▶ [Your instructions]
Omit the pictures, please, and give each record below again exactly.

▶ [Dataset rows about figures]
(begin)

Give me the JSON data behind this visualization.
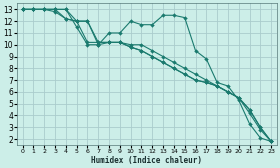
{
  "background_color": "#cceee8",
  "grid_color": "#aacccc",
  "line_color": "#1a7a6e",
  "marker_color": "#1a7a6e",
  "xlabel": "Humidex (Indice chaleur)",
  "xlim": [
    -0.5,
    23.5
  ],
  "ylim": [
    1.5,
    13.5
  ],
  "xticks": [
    0,
    1,
    2,
    3,
    4,
    5,
    6,
    7,
    8,
    9,
    10,
    11,
    12,
    13,
    14,
    15,
    16,
    17,
    18,
    19,
    20,
    21,
    22,
    23
  ],
  "yticks": [
    2,
    3,
    4,
    5,
    6,
    7,
    8,
    9,
    10,
    11,
    12,
    13
  ],
  "series_bumpy": [
    [
      0,
      13
    ],
    [
      1,
      13
    ],
    [
      2,
      13
    ],
    [
      3,
      13
    ],
    [
      4,
      13
    ],
    [
      5,
      11.5
    ],
    [
      6,
      10
    ],
    [
      7,
      10
    ],
    [
      8,
      11
    ],
    [
      9,
      11
    ],
    [
      10,
      12
    ],
    [
      11,
      11.7
    ],
    [
      12,
      11.7
    ],
    [
      13,
      12.5
    ],
    [
      14,
      12.5
    ],
    [
      15,
      12.3
    ],
    [
      16,
      9.5
    ],
    [
      17,
      8.8
    ],
    [
      18,
      6.8
    ],
    [
      19,
      6.5
    ],
    [
      20,
      5.3
    ],
    [
      21,
      3.3
    ],
    [
      22,
      2.1
    ],
    [
      23,
      1.8
    ]
  ],
  "series_linear1": [
    [
      0,
      13
    ],
    [
      1,
      13
    ],
    [
      2,
      13
    ],
    [
      3,
      13
    ],
    [
      4,
      13
    ],
    [
      5,
      12
    ],
    [
      6,
      12
    ],
    [
      7,
      10
    ],
    [
      8,
      10.2
    ],
    [
      9,
      10.2
    ],
    [
      10,
      10
    ],
    [
      11,
      10
    ],
    [
      12,
      9.5
    ],
    [
      13,
      9
    ],
    [
      14,
      8.5
    ],
    [
      15,
      8
    ],
    [
      16,
      7.5
    ],
    [
      17,
      7
    ],
    [
      18,
      6.5
    ],
    [
      19,
      6
    ],
    [
      20,
      5.5
    ],
    [
      21,
      4.5
    ],
    [
      22,
      3
    ],
    [
      23,
      1.8
    ]
  ],
  "series_linear2": [
    [
      0,
      13
    ],
    [
      1,
      13
    ],
    [
      2,
      13
    ],
    [
      3,
      13
    ],
    [
      4,
      12.2
    ],
    [
      5,
      12
    ],
    [
      6,
      12
    ],
    [
      7,
      10.2
    ],
    [
      8,
      10.2
    ],
    [
      9,
      10.2
    ],
    [
      10,
      9.8
    ],
    [
      11,
      9.5
    ],
    [
      12,
      9
    ],
    [
      13,
      8.5
    ],
    [
      14,
      8
    ],
    [
      15,
      7.5
    ],
    [
      16,
      7
    ],
    [
      17,
      6.8
    ],
    [
      18,
      6.5
    ],
    [
      19,
      6
    ],
    [
      20,
      5.5
    ],
    [
      21,
      4.5
    ],
    [
      22,
      3
    ],
    [
      23,
      1.8
    ]
  ],
  "series_linear3": [
    [
      0,
      13
    ],
    [
      1,
      13
    ],
    [
      2,
      13
    ],
    [
      3,
      12.8
    ],
    [
      4,
      12.2
    ],
    [
      5,
      12
    ],
    [
      6,
      10.2
    ],
    [
      7,
      10.2
    ],
    [
      8,
      10.2
    ],
    [
      9,
      10.2
    ],
    [
      10,
      9.8
    ],
    [
      11,
      9.5
    ],
    [
      12,
      9
    ],
    [
      13,
      8.5
    ],
    [
      14,
      8
    ],
    [
      15,
      7.5
    ],
    [
      16,
      7
    ],
    [
      17,
      6.8
    ],
    [
      18,
      6.5
    ],
    [
      19,
      6
    ],
    [
      20,
      5.5
    ],
    [
      21,
      4.2
    ],
    [
      22,
      2.8
    ],
    [
      23,
      1.8
    ]
  ]
}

(end)

▶ [Completed exercise]
Give me the JSON data behind this visualization.
{
  "background_color": "#cceee8",
  "grid_color": "#aacccc",
  "line_color": "#1a7a6e",
  "marker_color": "#1a7a6e",
  "xlabel": "Humidex (Indice chaleur)",
  "xlim": [
    -0.5,
    23.5
  ],
  "ylim": [
    1.5,
    13.5
  ],
  "xticks": [
    0,
    1,
    2,
    3,
    4,
    5,
    6,
    7,
    8,
    9,
    10,
    11,
    12,
    13,
    14,
    15,
    16,
    17,
    18,
    19,
    20,
    21,
    22,
    23
  ],
  "yticks": [
    2,
    3,
    4,
    5,
    6,
    7,
    8,
    9,
    10,
    11,
    12,
    13
  ],
  "series_bumpy": [
    [
      0,
      13
    ],
    [
      1,
      13
    ],
    [
      2,
      13
    ],
    [
      3,
      13
    ],
    [
      4,
      13
    ],
    [
      5,
      11.5
    ],
    [
      6,
      10
    ],
    [
      7,
      10
    ],
    [
      8,
      11
    ],
    [
      9,
      11
    ],
    [
      10,
      12
    ],
    [
      11,
      11.7
    ],
    [
      12,
      11.7
    ],
    [
      13,
      12.5
    ],
    [
      14,
      12.5
    ],
    [
      15,
      12.3
    ],
    [
      16,
      9.5
    ],
    [
      17,
      8.8
    ],
    [
      18,
      6.8
    ],
    [
      19,
      6.5
    ],
    [
      20,
      5.3
    ],
    [
      21,
      3.3
    ],
    [
      22,
      2.1
    ],
    [
      23,
      1.8
    ]
  ],
  "series_linear1": [
    [
      0,
      13
    ],
    [
      1,
      13
    ],
    [
      2,
      13
    ],
    [
      3,
      13
    ],
    [
      4,
      13
    ],
    [
      5,
      12
    ],
    [
      6,
      12
    ],
    [
      7,
      10
    ],
    [
      8,
      10.2
    ],
    [
      9,
      10.2
    ],
    [
      10,
      10
    ],
    [
      11,
      10
    ],
    [
      12,
      9.5
    ],
    [
      13,
      9
    ],
    [
      14,
      8.5
    ],
    [
      15,
      8
    ],
    [
      16,
      7.5
    ],
    [
      17,
      7
    ],
    [
      18,
      6.5
    ],
    [
      19,
      6
    ],
    [
      20,
      5.5
    ],
    [
      21,
      4.5
    ],
    [
      22,
      3
    ],
    [
      23,
      1.8
    ]
  ],
  "series_linear2": [
    [
      0,
      13
    ],
    [
      1,
      13
    ],
    [
      2,
      13
    ],
    [
      3,
      13
    ],
    [
      4,
      12.2
    ],
    [
      5,
      12
    ],
    [
      6,
      12
    ],
    [
      7,
      10.2
    ],
    [
      8,
      10.2
    ],
    [
      9,
      10.2
    ],
    [
      10,
      9.8
    ],
    [
      11,
      9.5
    ],
    [
      12,
      9
    ],
    [
      13,
      8.5
    ],
    [
      14,
      8
    ],
    [
      15,
      7.5
    ],
    [
      16,
      7
    ],
    [
      17,
      6.8
    ],
    [
      18,
      6.5
    ],
    [
      19,
      6
    ],
    [
      20,
      5.5
    ],
    [
      21,
      4.5
    ],
    [
      22,
      3
    ],
    [
      23,
      1.8
    ]
  ],
  "series_linear3": [
    [
      0,
      13
    ],
    [
      1,
      13
    ],
    [
      2,
      13
    ],
    [
      3,
      12.8
    ],
    [
      4,
      12.2
    ],
    [
      5,
      12
    ],
    [
      6,
      10.2
    ],
    [
      7,
      10.2
    ],
    [
      8,
      10.2
    ],
    [
      9,
      10.2
    ],
    [
      10,
      9.8
    ],
    [
      11,
      9.5
    ],
    [
      12,
      9
    ],
    [
      13,
      8.5
    ],
    [
      14,
      8
    ],
    [
      15,
      7.5
    ],
    [
      16,
      7
    ],
    [
      17,
      6.8
    ],
    [
      18,
      6.5
    ],
    [
      19,
      6
    ],
    [
      20,
      5.5
    ],
    [
      21,
      4.2
    ],
    [
      22,
      2.8
    ],
    [
      23,
      1.8
    ]
  ]
}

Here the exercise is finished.